§ The task:
Seek out every line containing the word "Evolução", and copy each.

§ Record set:
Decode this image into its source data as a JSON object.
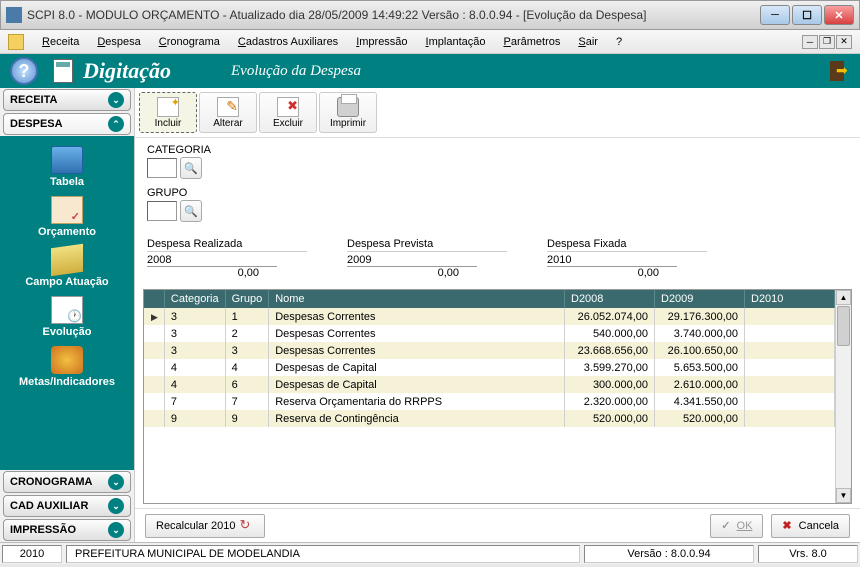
{
  "window": {
    "title": "SCPI 8.0 - MODULO ORÇAMENTO - Atualizado dia 28/05/2009 14:49:22   Versão : 8.0.0.94 - [Evolução da Despesa]"
  },
  "menu": {
    "items": [
      "Receita",
      "Despesa",
      "Cronograma",
      "Cadastros Auxiliares",
      "Impressão",
      "Implantação",
      "Parâmetros",
      "Sair",
      "?"
    ]
  },
  "header": {
    "title": "Digitação",
    "subtitle": "Evolução da Despesa"
  },
  "sidebar": {
    "sections": [
      {
        "label": "RECEITA",
        "expanded": false
      },
      {
        "label": "DESPESA",
        "expanded": true,
        "items": [
          {
            "label": "Tabela",
            "icon": "tabela"
          },
          {
            "label": "Orçamento",
            "icon": "orcamento"
          },
          {
            "label": "Campo Atuação",
            "icon": "campo"
          },
          {
            "label": "Evolução",
            "icon": "evolucao"
          },
          {
            "label": "Metas/Indicadores",
            "icon": "metas"
          }
        ]
      },
      {
        "label": "CRONOGRAMA",
        "expanded": false
      },
      {
        "label": "CAD AUXILIAR",
        "expanded": false
      },
      {
        "label": "IMPRESSÃO",
        "expanded": false
      }
    ]
  },
  "toolbar": {
    "buttons": [
      {
        "label": "Incluir",
        "icon": "incluir",
        "active": true
      },
      {
        "label": "Alterar",
        "icon": "alterar"
      },
      {
        "label": "Excluir",
        "icon": "excluir"
      },
      {
        "label": "Imprimir",
        "icon": "imprimir"
      }
    ]
  },
  "filters": {
    "categoria_label": "CATEGORIA",
    "categoria_value": "",
    "grupo_label": "GRUPO",
    "grupo_value": ""
  },
  "despesa": {
    "realizada": {
      "title": "Despesa Realizada",
      "year": "2008",
      "value": "0,00"
    },
    "prevista": {
      "title": "Despesa Prevista",
      "year": "2009",
      "value": "0,00"
    },
    "fixada": {
      "title": "Despesa Fixada",
      "year": "2010",
      "value": "0,00"
    }
  },
  "grid": {
    "columns": [
      "Categoria",
      "Grupo",
      "Nome",
      "D2008",
      "D2009",
      "D2010"
    ],
    "rows": [
      {
        "cat": "3",
        "grp": "1",
        "nome": "Despesas Correntes",
        "d2008": "26.052.074,00",
        "d2009": "29.176.300,00",
        "d2010": ""
      },
      {
        "cat": "3",
        "grp": "2",
        "nome": "Despesas Correntes",
        "d2008": "540.000,00",
        "d2009": "3.740.000,00",
        "d2010": ""
      },
      {
        "cat": "3",
        "grp": "3",
        "nome": "Despesas Correntes",
        "d2008": "23.668.656,00",
        "d2009": "26.100.650,00",
        "d2010": ""
      },
      {
        "cat": "4",
        "grp": "4",
        "nome": "Despesas de Capital",
        "d2008": "3.599.270,00",
        "d2009": "5.653.500,00",
        "d2010": ""
      },
      {
        "cat": "4",
        "grp": "6",
        "nome": "Despesas de Capital",
        "d2008": "300.000,00",
        "d2009": "2.610.000,00",
        "d2010": ""
      },
      {
        "cat": "7",
        "grp": "7",
        "nome": "Reserva Orçamentaria do RRPPS",
        "d2008": "2.320.000,00",
        "d2009": "4.341.550,00",
        "d2010": ""
      },
      {
        "cat": "9",
        "grp": "9",
        "nome": "Reserva de Contingência",
        "d2008": "520.000,00",
        "d2009": "520.000,00",
        "d2010": ""
      }
    ]
  },
  "buttons": {
    "recalcular": "Recalcular 2010",
    "ok": "OK",
    "cancela": "Cancela"
  },
  "status": {
    "year": "2010",
    "entity": "PREFEITURA MUNICIPAL DE MODELANDIA",
    "version": "Versão : 8.0.0.94",
    "vrs": "Vrs. 8.0"
  }
}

§ Task answer:
    "title": "SCPI 8.0 - MODULO ORÇAMENTO - Atualizado dia 28/05/2009 14:49:22   Versão : 8.0.0.94 - [Evolução da Despesa]"
    "subtitle": "Evolução da Despesa"
            "label": "Evolução",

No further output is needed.